TASK OBJECTIVE: Gather all lines in the records below that include the word "Materialnummer".

Records from a dataset:

★ ★ ★ ★

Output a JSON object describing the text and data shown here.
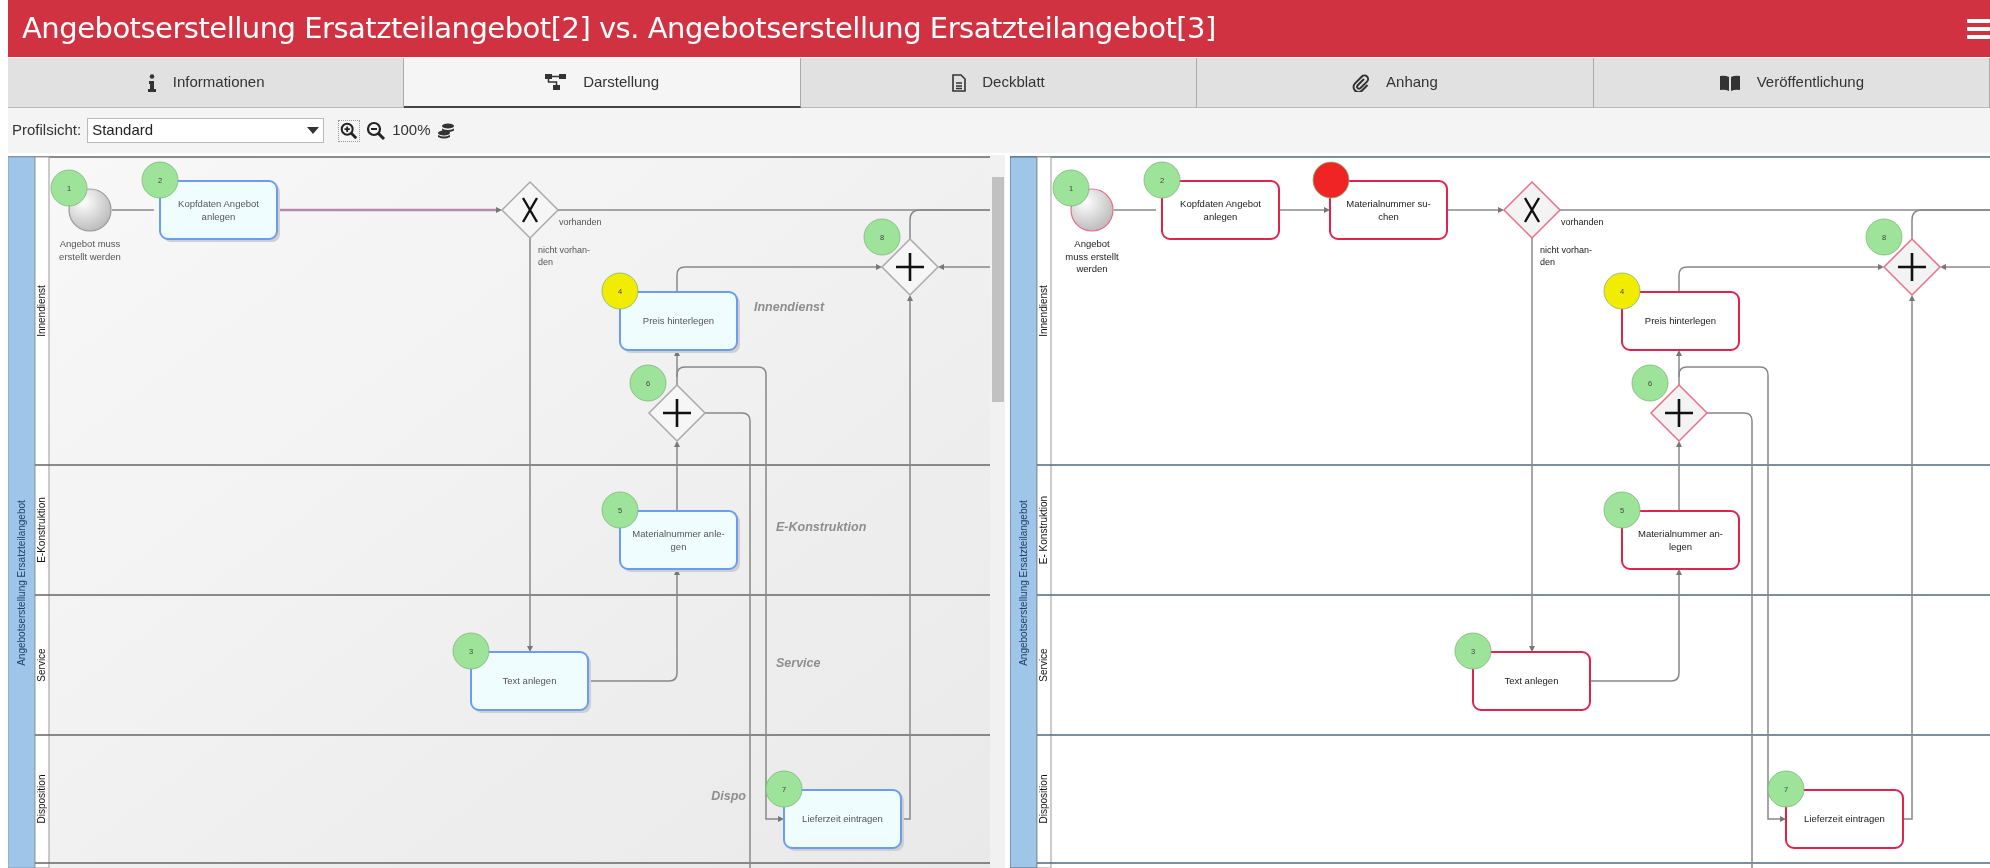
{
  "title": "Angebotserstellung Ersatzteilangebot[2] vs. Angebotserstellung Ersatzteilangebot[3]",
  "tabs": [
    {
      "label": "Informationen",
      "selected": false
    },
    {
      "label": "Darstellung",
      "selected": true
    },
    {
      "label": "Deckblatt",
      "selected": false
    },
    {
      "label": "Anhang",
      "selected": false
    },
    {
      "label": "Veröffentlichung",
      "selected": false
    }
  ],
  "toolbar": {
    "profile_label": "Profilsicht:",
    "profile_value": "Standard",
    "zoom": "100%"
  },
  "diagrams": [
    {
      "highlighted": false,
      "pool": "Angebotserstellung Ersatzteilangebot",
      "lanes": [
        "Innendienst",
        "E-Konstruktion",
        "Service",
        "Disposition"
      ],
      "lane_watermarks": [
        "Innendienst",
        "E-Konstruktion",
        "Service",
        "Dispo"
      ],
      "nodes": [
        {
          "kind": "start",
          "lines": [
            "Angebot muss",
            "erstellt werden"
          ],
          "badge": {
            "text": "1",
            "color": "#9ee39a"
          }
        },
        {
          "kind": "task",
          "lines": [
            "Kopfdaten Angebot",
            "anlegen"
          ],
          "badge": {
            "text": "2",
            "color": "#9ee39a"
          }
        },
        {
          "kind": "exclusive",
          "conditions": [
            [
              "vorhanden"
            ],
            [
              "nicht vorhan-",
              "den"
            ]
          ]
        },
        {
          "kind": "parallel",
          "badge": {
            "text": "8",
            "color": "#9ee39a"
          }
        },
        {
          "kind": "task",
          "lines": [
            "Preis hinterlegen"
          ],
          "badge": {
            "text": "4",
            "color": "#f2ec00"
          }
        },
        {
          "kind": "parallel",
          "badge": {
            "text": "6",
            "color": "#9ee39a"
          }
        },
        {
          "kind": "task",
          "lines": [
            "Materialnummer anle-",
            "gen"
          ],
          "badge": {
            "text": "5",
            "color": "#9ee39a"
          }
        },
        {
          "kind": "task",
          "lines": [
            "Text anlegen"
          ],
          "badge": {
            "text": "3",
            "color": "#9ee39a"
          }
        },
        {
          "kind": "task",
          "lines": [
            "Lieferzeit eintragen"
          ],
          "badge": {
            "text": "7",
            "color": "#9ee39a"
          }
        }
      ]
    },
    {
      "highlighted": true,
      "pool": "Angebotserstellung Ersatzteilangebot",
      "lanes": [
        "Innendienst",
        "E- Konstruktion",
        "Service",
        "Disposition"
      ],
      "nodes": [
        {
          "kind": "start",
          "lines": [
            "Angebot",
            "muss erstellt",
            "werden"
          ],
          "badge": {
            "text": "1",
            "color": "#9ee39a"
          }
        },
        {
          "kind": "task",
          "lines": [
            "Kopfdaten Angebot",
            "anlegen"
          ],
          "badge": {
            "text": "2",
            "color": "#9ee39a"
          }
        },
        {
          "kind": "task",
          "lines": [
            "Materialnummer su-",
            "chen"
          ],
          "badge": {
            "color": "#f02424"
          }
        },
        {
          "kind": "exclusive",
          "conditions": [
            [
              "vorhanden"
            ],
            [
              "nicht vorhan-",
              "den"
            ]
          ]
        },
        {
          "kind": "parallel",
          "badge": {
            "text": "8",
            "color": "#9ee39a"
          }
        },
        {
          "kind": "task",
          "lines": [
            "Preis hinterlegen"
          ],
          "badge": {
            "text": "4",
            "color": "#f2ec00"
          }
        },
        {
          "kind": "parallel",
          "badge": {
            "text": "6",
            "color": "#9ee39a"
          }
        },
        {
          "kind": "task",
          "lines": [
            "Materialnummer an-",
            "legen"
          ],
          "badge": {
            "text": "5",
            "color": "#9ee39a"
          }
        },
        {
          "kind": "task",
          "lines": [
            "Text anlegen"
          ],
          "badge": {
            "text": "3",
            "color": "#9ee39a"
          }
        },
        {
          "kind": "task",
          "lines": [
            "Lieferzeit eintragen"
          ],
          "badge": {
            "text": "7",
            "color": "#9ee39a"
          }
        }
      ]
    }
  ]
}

★ ★ ★ ★

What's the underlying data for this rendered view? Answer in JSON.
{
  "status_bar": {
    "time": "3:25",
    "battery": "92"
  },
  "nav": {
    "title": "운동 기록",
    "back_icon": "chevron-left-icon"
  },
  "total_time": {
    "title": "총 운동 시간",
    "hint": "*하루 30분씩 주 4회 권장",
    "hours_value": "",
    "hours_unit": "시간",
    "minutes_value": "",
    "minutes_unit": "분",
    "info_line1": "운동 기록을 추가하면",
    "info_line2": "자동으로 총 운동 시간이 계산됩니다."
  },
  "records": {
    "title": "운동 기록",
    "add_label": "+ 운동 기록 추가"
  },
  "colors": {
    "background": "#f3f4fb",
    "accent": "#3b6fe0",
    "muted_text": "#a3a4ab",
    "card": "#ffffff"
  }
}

★ ★ ★ ★

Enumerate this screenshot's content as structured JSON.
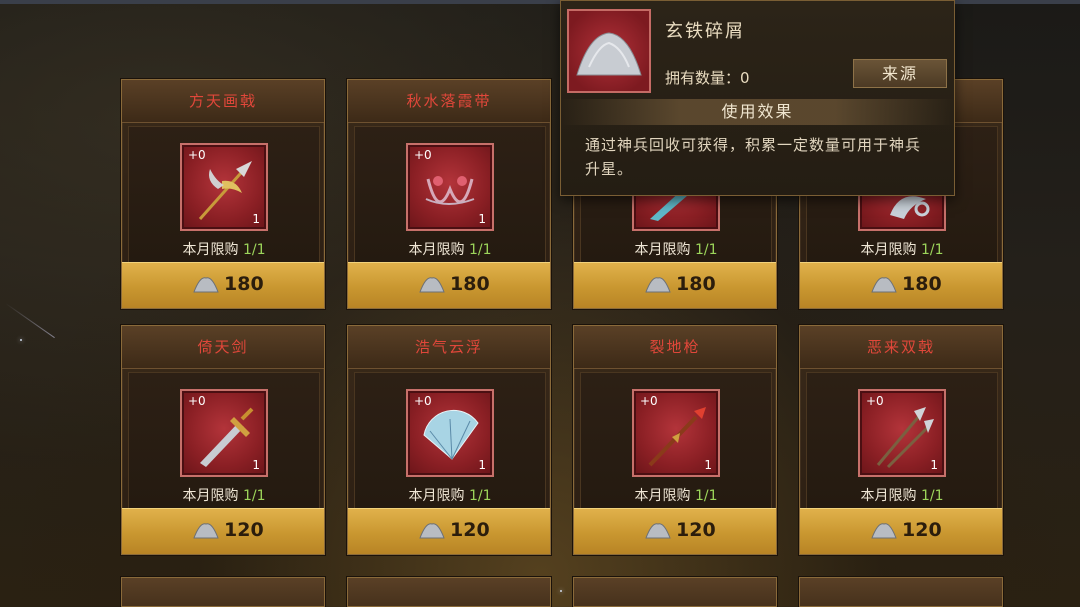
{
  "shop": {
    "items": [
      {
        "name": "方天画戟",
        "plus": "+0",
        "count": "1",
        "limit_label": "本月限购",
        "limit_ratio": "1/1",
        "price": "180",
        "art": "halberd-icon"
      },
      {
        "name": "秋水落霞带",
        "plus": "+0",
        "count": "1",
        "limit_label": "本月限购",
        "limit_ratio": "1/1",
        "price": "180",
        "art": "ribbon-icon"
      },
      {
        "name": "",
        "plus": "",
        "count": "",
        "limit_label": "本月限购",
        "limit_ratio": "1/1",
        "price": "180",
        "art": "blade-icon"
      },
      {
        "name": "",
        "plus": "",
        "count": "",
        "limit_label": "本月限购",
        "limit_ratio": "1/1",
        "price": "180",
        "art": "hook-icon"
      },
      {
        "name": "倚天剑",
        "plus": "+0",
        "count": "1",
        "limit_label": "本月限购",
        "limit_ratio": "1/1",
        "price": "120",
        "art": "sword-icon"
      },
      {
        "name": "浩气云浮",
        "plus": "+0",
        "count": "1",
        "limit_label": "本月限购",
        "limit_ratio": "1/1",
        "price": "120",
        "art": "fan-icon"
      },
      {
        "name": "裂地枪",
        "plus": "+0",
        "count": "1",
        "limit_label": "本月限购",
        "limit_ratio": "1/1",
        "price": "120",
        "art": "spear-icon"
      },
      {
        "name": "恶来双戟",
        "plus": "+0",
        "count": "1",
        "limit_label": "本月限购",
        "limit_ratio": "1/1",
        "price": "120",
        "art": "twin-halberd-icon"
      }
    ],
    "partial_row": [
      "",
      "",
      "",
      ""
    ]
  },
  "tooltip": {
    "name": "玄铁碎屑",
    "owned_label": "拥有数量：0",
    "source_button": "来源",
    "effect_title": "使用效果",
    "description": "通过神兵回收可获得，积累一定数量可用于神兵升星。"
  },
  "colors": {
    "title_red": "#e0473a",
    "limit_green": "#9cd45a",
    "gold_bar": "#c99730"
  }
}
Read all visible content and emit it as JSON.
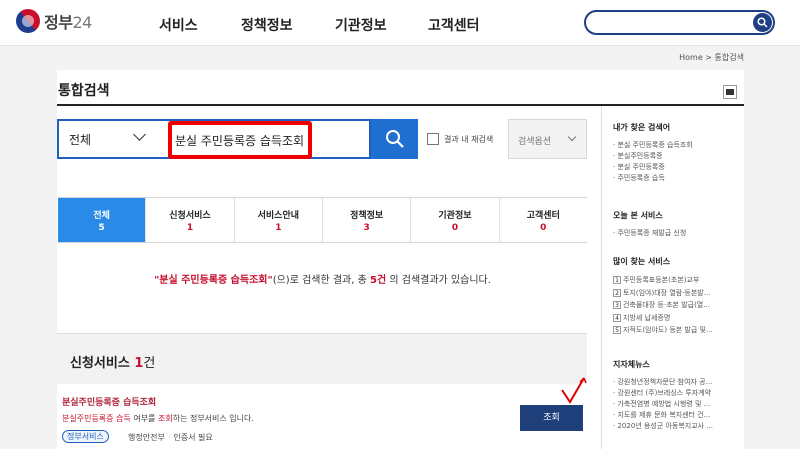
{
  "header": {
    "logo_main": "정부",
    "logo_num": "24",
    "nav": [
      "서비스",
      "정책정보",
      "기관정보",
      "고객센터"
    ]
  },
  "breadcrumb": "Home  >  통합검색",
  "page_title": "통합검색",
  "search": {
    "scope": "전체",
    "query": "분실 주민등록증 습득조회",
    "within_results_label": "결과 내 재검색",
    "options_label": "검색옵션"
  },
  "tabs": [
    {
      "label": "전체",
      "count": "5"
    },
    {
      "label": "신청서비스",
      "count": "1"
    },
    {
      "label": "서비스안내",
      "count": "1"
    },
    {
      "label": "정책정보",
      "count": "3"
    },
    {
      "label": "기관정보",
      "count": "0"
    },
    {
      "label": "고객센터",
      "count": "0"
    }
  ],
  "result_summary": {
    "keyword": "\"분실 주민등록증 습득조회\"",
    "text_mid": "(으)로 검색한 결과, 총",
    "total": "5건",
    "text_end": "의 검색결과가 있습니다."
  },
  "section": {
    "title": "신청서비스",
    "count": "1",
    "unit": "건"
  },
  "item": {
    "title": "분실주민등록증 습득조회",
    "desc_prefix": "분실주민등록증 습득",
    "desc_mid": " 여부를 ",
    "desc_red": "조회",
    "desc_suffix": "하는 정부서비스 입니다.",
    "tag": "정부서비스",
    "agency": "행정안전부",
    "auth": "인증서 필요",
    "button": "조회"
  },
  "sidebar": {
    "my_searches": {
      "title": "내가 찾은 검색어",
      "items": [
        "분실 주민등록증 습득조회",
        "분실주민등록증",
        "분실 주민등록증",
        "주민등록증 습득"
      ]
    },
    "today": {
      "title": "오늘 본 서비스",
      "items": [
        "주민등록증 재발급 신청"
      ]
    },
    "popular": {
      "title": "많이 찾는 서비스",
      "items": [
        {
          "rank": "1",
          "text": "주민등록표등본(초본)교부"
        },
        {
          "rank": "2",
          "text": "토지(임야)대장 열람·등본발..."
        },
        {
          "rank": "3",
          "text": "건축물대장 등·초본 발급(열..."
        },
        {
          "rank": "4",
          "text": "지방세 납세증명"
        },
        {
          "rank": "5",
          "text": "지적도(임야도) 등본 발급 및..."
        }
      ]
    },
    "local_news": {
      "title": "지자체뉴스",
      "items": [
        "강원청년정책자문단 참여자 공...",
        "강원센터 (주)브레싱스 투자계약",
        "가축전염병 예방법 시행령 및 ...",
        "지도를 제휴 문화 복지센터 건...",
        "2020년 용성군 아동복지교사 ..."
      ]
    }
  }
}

★ ★ ★ ★

CORRECT OUTPUT:
            "Materialnummer anle-",
            "Materialnummer su-",
            "Materialnummer an-",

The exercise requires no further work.